Work to complete. Copy each line exactly. Drop every picture.

++++ Rows ++++

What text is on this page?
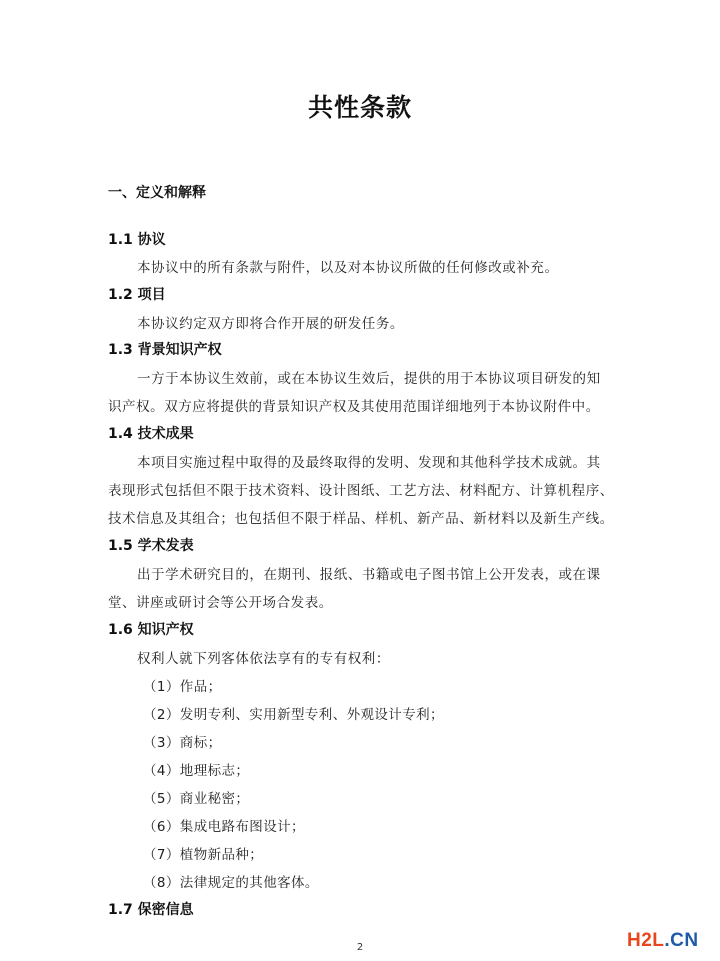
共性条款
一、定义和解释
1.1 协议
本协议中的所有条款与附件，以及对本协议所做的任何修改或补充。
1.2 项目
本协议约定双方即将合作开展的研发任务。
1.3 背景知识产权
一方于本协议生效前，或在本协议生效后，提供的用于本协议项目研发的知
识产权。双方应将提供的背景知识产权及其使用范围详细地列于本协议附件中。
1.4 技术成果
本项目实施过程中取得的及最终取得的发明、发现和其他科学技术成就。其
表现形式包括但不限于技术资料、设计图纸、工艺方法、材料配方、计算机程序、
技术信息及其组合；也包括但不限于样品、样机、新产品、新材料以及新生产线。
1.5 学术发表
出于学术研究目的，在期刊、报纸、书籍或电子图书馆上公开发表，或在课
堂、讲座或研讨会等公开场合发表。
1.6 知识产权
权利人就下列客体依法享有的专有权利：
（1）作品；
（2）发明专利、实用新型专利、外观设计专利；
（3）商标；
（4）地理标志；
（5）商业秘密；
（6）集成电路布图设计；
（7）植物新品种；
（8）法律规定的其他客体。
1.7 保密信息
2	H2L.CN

++++

Final result.
What text is on this page?
共性条款
一、定义和解释
1.1 协议
本协议中的所有条款与附件，以及对本协议所做的任何修改或补充。
1.2 项目
本协议约定双方即将合作开展的研发任务。
1.3 背景知识产权
一方于本协议生效前，或在本协议生效后，提供的用于本协议项目研发的知
识产权。双方应将提供的背景知识产权及其使用范围详细地列于本协议附件中。
1.4 技术成果
本项目实施过程中取得的及最终取得的发明、发现和其他科学技术成就。其
表现形式包括但不限于技术资料、设计图纸、工艺方法、材料配方、计算机程序、
技术信息及其组合；也包括但不限于样品、样机、新产品、新材料以及新生产线。
1.5 学术发表
出于学术研究目的，在期刊、报纸、书籍或电子图书馆上公开发表，或在课
堂、讲座或研讨会等公开场合发表。
1.6 知识产权
权利人就下列客体依法享有的专有权利：
（1）作品；
（2）发明专利、实用新型专利、外观设计专利；
（3）商标；
（4）地理标志；
（5）商业秘密；
（6）集成电路布图设计；
（7）植物新品种；
（8）法律规定的其他客体。
1.7 保密信息
2	H2L.CN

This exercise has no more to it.